== EXERCISE DIRECTIONS ==
Your task is to reproduce the material exactly.

(Stored items from a collection)
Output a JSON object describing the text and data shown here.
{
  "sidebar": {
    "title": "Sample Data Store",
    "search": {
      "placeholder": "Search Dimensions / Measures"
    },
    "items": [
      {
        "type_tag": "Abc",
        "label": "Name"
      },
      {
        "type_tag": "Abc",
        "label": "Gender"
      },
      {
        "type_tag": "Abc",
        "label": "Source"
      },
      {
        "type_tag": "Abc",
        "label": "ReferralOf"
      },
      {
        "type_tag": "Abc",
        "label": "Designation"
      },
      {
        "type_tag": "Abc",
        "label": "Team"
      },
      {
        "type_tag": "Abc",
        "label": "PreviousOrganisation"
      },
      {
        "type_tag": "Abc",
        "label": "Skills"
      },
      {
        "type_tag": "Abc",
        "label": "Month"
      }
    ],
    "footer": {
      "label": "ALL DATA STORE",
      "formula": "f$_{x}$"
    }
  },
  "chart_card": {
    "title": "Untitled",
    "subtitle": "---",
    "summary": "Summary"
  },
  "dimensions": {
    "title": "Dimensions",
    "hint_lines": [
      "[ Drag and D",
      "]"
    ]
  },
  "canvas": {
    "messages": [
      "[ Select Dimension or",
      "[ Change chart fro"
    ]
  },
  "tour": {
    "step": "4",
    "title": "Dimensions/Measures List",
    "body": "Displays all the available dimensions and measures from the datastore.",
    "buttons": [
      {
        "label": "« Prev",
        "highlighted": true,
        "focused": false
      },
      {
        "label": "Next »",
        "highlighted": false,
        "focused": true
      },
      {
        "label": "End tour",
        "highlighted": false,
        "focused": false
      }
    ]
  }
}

== EXERCISE OUTPUT ==
Output a JSON object describing the text and data shown here.
{
  "sidebar": {
    "title": "Sample Data Store",
    "search": {
      "placeholder": "Search Dimensions / Measures"
    },
    "items": [
      {
        "type_tag": "Abc",
        "label": "Name"
      },
      {
        "type_tag": "Abc",
        "label": "Gender"
      },
      {
        "type_tag": "Abc",
        "label": "Source"
      },
      {
        "type_tag": "Abc",
        "label": "ReferralOf"
      },
      {
        "type_tag": "Abc",
        "label": "Designation"
      },
      {
        "type_tag": "Abc",
        "label": "Team"
      },
      {
        "type_tag": "Abc",
        "label": "PreviousOrganisation"
      },
      {
        "type_tag": "Abc",
        "label": "Skills"
      },
      {
        "type_tag": "Abc",
        "label": "Month"
      }
    ],
    "footer": {
      "label": "ALL DATA STORE",
      "formula": "f$_{x}$"
    }
  },
  "chart_card": {
    "title": "Untitled",
    "subtitle": "---",
    "summary": "Summary"
  },
  "dimensions": {
    "title": "Dimensions",
    "hint_lines": [
      "[ Drag and D",
      "]"
    ]
  },
  "canvas": {
    "messages": [
      "[ Select Dimension or",
      "[ Change chart fro"
    ]
  },
  "tour": {
    "step": "4",
    "title": "Dimensions/Measures List",
    "body": "Displays all the available dimensions and measures from the datastore.",
    "buttons": [
      {
        "label": "« Prev",
        "highlighted": true,
        "focused": false
      },
      {
        "label": "Next »",
        "highlighted": false,
        "focused": true
      },
      {
        "label": "End tour",
        "highlighted": false,
        "focused": false
      }
    ]
  }
}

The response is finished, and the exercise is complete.